Written instruction a: Which companies does the iPod essay below name? List all of them.

--- Quoted text ---

I fell in love with the iPod when it was released. However, as it was Mac-only at the time and I had yet to enter the world of the Mac, I could only lust from afar. When I began traveling for work, I got a Creative Labs Nomad Jukebox 2, which looked more like a Sony Discman than an iPod. Getting music onto it was a true nightmare, usually requiring an afternoon of work to prepare for a trip. But I was able to load it up with songs to listen to on those flights from Kansas City to the west coast.

When I bought my first Mac in the summer of 2004, I tried to jump on the iPod bandwagon immediately. The first click wheel iPods had just come out, and I found a discounted third generation model – that had the cool, light up buttons – and tried to split the cost between a gift card and my credit card. Something about the transaction failed, and by the time I called to try to get it worked out, all the old models were gone. So I went to my local Apple Store and bought a click wheel model. Which was really the smarter move.

--- Data ---

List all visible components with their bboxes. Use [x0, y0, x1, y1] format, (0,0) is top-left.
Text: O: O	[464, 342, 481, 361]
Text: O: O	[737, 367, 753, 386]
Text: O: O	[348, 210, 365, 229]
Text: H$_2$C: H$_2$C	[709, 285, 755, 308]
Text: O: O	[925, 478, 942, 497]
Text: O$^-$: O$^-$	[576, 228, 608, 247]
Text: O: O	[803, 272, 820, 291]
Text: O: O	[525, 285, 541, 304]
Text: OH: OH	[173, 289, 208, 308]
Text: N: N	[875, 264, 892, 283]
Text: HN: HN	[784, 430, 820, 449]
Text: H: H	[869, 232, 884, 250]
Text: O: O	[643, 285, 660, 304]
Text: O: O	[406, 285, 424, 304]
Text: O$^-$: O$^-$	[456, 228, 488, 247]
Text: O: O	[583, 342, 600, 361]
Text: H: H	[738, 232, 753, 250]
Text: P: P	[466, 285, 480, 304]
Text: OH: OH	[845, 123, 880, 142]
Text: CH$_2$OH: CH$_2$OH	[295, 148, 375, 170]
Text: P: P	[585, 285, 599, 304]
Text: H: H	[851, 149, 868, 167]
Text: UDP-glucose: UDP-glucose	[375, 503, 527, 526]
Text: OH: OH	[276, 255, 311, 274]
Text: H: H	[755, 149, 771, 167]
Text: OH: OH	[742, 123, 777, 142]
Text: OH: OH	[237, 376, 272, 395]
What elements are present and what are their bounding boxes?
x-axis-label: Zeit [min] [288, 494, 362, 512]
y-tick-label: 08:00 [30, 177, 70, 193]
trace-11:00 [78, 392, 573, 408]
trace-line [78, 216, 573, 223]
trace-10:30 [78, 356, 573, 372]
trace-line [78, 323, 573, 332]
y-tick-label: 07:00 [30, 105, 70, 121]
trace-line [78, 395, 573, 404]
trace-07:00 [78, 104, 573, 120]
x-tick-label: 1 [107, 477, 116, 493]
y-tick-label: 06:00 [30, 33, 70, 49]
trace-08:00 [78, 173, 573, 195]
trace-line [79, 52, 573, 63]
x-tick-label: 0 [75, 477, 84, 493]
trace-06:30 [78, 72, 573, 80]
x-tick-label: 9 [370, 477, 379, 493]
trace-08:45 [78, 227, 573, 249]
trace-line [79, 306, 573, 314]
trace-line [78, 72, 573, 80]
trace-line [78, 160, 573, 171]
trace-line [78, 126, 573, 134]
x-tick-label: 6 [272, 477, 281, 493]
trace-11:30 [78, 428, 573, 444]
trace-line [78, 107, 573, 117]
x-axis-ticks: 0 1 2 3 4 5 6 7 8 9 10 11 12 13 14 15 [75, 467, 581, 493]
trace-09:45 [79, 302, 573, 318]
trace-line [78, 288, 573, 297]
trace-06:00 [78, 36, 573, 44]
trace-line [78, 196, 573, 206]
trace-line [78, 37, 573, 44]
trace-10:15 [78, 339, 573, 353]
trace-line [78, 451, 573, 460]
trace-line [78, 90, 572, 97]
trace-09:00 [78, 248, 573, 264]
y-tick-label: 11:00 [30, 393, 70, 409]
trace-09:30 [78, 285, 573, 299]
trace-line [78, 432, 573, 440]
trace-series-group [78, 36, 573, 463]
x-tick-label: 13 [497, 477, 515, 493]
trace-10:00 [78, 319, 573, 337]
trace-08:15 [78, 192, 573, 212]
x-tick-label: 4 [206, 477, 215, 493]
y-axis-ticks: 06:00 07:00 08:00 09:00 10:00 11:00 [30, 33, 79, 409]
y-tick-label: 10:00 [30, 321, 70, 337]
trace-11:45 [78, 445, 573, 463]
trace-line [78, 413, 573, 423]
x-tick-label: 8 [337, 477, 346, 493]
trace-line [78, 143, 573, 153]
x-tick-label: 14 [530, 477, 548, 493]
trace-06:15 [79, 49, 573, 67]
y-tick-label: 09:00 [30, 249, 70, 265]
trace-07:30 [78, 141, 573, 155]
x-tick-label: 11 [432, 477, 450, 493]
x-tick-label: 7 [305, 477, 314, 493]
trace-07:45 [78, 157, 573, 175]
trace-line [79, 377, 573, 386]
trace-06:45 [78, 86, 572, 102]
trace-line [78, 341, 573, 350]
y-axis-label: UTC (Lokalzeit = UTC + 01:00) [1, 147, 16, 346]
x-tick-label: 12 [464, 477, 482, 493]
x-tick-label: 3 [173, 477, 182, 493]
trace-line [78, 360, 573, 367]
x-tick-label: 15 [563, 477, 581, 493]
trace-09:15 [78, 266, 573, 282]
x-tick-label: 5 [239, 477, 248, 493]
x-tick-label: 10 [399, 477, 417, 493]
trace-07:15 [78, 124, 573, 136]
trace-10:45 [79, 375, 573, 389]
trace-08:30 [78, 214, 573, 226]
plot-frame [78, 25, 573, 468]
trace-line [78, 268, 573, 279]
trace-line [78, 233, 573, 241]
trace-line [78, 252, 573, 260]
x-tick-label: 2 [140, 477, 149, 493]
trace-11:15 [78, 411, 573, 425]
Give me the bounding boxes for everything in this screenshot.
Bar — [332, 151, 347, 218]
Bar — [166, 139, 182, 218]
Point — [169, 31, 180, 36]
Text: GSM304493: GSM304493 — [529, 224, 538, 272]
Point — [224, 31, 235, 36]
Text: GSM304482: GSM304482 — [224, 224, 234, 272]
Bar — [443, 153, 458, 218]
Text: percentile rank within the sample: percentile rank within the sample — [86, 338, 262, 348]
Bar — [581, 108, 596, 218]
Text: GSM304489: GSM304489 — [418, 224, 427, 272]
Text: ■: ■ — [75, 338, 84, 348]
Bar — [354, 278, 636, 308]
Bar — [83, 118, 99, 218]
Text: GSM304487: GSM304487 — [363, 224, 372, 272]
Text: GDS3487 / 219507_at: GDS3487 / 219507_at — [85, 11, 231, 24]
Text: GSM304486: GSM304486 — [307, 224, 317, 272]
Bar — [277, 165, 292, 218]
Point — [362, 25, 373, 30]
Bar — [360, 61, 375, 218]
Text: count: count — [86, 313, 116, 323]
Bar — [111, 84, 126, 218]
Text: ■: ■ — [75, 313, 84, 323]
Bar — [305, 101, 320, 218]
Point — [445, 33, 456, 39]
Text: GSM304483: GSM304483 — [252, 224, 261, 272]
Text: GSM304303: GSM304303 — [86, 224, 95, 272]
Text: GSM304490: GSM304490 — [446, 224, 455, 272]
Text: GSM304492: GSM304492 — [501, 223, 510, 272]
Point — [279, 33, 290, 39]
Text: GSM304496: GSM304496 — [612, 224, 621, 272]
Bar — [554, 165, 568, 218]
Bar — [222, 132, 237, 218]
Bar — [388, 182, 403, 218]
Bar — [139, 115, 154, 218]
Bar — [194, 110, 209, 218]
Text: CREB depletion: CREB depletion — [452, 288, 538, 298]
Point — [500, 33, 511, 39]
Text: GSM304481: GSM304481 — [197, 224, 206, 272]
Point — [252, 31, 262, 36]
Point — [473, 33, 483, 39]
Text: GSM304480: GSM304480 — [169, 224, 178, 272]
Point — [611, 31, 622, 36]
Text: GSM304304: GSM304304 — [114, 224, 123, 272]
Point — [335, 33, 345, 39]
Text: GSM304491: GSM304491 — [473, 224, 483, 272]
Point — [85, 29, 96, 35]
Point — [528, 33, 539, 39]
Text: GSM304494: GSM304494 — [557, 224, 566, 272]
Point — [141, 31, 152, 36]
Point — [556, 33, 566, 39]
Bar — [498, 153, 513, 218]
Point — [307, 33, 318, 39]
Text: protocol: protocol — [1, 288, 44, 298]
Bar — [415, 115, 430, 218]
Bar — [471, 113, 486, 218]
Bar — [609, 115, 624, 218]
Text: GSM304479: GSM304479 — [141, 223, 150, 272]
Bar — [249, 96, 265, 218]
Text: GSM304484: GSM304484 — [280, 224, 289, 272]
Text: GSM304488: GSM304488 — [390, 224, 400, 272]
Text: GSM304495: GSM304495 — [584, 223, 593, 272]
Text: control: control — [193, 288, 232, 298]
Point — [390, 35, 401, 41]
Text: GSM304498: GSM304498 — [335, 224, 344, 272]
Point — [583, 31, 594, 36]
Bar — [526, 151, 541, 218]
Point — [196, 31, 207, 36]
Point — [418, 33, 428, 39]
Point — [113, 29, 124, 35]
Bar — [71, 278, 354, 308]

---

Written instruction b: Which lines in the records above contain the string "axis", matching case? Gather every such line, copying each in full.

Answer a:
- Apple
- Creative Labs
- Sony

Answer b:
x-axis-label: Zeit [min] [288, 494, 362, 512]
x-axis-ticks: 0 1 2 3 4 5 6 7 8 9 10 11 12 13 14 15 [75, 467, 581, 493]
y-axis-ticks: 06:00 07:00 08:00 09:00 10:00 11:00 [30, 33, 79, 409]
y-axis-label: UTC (Lokalzeit = UTC + 01:00) [1, 147, 16, 346]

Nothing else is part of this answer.